§ Bounding box prediction data:
=== Begin Enclosure ===

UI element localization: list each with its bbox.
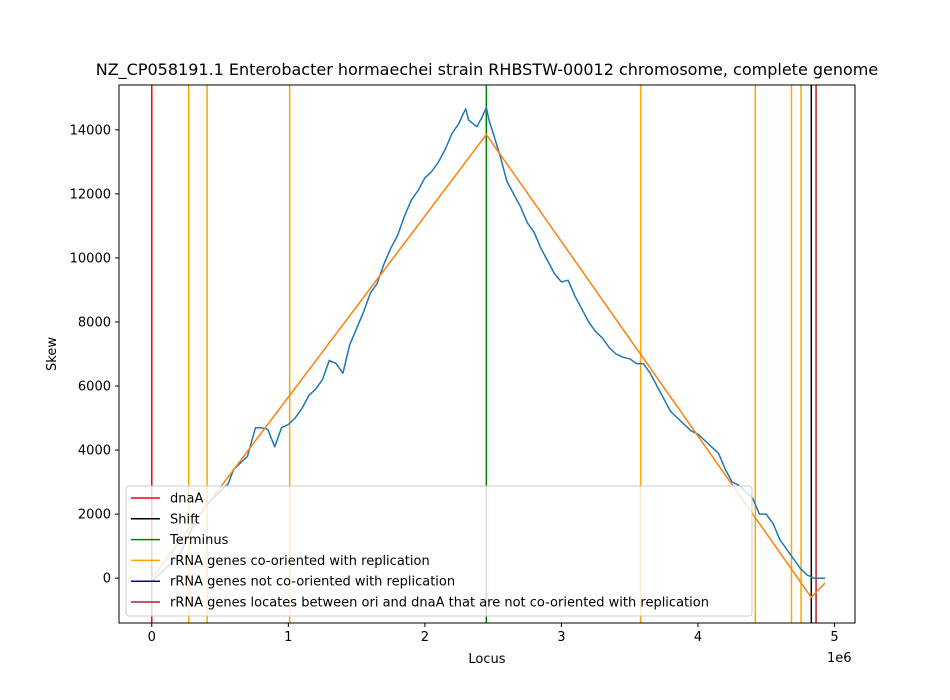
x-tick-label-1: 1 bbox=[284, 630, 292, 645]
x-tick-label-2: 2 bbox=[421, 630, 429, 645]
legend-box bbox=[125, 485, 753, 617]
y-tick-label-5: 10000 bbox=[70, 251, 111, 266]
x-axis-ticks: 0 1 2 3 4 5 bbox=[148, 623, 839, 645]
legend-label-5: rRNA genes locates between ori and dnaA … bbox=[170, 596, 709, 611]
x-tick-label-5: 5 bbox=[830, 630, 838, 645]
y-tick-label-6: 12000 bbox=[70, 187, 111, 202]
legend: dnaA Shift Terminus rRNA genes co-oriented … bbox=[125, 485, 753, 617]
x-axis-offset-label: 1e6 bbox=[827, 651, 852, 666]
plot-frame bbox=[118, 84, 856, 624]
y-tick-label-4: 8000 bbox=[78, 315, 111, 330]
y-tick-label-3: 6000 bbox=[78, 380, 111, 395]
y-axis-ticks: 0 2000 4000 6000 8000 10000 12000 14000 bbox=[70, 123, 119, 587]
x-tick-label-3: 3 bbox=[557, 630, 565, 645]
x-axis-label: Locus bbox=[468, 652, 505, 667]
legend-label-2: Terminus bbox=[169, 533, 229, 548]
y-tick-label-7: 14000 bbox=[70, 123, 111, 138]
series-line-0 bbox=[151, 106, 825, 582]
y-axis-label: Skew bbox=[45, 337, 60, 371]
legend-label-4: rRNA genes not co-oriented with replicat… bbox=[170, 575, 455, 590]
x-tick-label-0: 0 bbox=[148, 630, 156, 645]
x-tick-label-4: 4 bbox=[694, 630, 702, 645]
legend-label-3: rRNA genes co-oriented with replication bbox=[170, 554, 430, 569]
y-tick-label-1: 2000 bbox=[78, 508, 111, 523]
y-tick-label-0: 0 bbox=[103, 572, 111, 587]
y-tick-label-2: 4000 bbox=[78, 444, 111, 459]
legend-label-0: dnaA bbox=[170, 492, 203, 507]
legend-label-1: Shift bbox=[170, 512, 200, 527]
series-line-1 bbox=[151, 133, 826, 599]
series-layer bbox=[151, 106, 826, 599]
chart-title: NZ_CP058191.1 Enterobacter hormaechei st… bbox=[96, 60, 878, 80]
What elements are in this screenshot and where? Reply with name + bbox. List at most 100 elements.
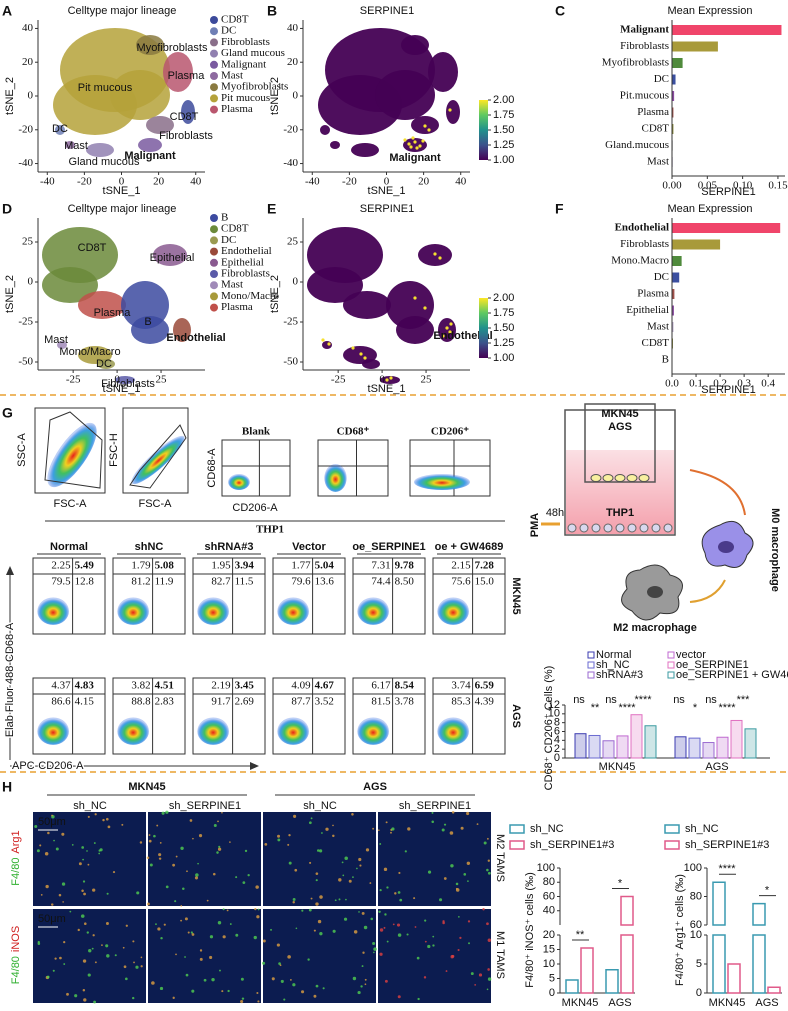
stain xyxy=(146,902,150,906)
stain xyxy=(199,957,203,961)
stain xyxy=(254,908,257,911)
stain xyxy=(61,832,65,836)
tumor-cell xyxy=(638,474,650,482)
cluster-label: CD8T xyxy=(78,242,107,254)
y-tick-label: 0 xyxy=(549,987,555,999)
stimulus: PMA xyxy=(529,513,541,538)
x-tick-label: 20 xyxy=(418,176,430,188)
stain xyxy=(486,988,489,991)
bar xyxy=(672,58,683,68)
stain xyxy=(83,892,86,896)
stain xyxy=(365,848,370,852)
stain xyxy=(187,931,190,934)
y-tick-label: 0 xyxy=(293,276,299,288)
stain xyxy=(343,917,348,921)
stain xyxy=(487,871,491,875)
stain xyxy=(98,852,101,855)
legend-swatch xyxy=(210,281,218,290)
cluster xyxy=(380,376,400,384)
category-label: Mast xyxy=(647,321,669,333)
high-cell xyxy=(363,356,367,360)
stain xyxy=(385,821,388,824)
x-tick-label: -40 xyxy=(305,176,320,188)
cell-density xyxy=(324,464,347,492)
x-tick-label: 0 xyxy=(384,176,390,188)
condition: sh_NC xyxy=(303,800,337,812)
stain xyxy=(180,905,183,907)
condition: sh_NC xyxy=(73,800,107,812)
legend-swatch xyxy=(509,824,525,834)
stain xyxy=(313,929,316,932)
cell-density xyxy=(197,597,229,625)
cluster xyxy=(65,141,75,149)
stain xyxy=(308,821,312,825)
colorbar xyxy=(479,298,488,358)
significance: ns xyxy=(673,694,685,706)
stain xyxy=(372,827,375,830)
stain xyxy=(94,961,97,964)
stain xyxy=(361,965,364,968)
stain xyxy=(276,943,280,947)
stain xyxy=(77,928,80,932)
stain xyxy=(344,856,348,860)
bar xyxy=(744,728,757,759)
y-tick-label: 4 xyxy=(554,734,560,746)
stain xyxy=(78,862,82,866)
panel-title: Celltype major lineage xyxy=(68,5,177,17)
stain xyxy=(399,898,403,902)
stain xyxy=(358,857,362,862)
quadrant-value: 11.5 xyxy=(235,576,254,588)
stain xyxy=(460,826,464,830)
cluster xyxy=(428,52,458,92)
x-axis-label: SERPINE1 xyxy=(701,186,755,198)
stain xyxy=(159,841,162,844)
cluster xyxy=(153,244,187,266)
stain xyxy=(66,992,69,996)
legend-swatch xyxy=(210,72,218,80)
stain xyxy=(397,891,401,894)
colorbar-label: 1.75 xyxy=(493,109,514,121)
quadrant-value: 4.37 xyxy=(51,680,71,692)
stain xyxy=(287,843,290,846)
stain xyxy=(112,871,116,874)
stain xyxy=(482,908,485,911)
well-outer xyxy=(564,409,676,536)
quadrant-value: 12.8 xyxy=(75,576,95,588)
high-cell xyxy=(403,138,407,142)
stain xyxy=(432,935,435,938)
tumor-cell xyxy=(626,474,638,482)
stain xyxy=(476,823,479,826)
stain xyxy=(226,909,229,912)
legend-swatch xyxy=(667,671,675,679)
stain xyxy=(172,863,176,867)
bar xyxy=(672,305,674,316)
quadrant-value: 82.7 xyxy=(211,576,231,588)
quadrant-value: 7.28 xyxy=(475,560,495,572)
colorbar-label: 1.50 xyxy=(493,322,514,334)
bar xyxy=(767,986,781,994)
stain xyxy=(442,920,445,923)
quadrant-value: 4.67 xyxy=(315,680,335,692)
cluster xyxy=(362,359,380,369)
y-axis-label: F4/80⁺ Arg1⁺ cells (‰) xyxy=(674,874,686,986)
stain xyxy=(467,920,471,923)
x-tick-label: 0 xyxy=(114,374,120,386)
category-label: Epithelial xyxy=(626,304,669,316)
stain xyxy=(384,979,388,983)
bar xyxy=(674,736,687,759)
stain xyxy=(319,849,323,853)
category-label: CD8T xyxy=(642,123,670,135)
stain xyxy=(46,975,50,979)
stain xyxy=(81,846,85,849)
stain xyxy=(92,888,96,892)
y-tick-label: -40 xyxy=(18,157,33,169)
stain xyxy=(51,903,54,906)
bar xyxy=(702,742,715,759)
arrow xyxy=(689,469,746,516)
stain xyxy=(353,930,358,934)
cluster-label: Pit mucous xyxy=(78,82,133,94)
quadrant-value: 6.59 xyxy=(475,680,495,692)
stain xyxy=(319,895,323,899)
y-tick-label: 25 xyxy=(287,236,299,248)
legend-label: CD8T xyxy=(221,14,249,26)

=== End Enclosure ===

Filter the records above for lines containing the word "density", and copy those lines.

§ OUTPUT BELOW:
cell-density xyxy=(324,464,347,492)
cell-density xyxy=(197,597,229,625)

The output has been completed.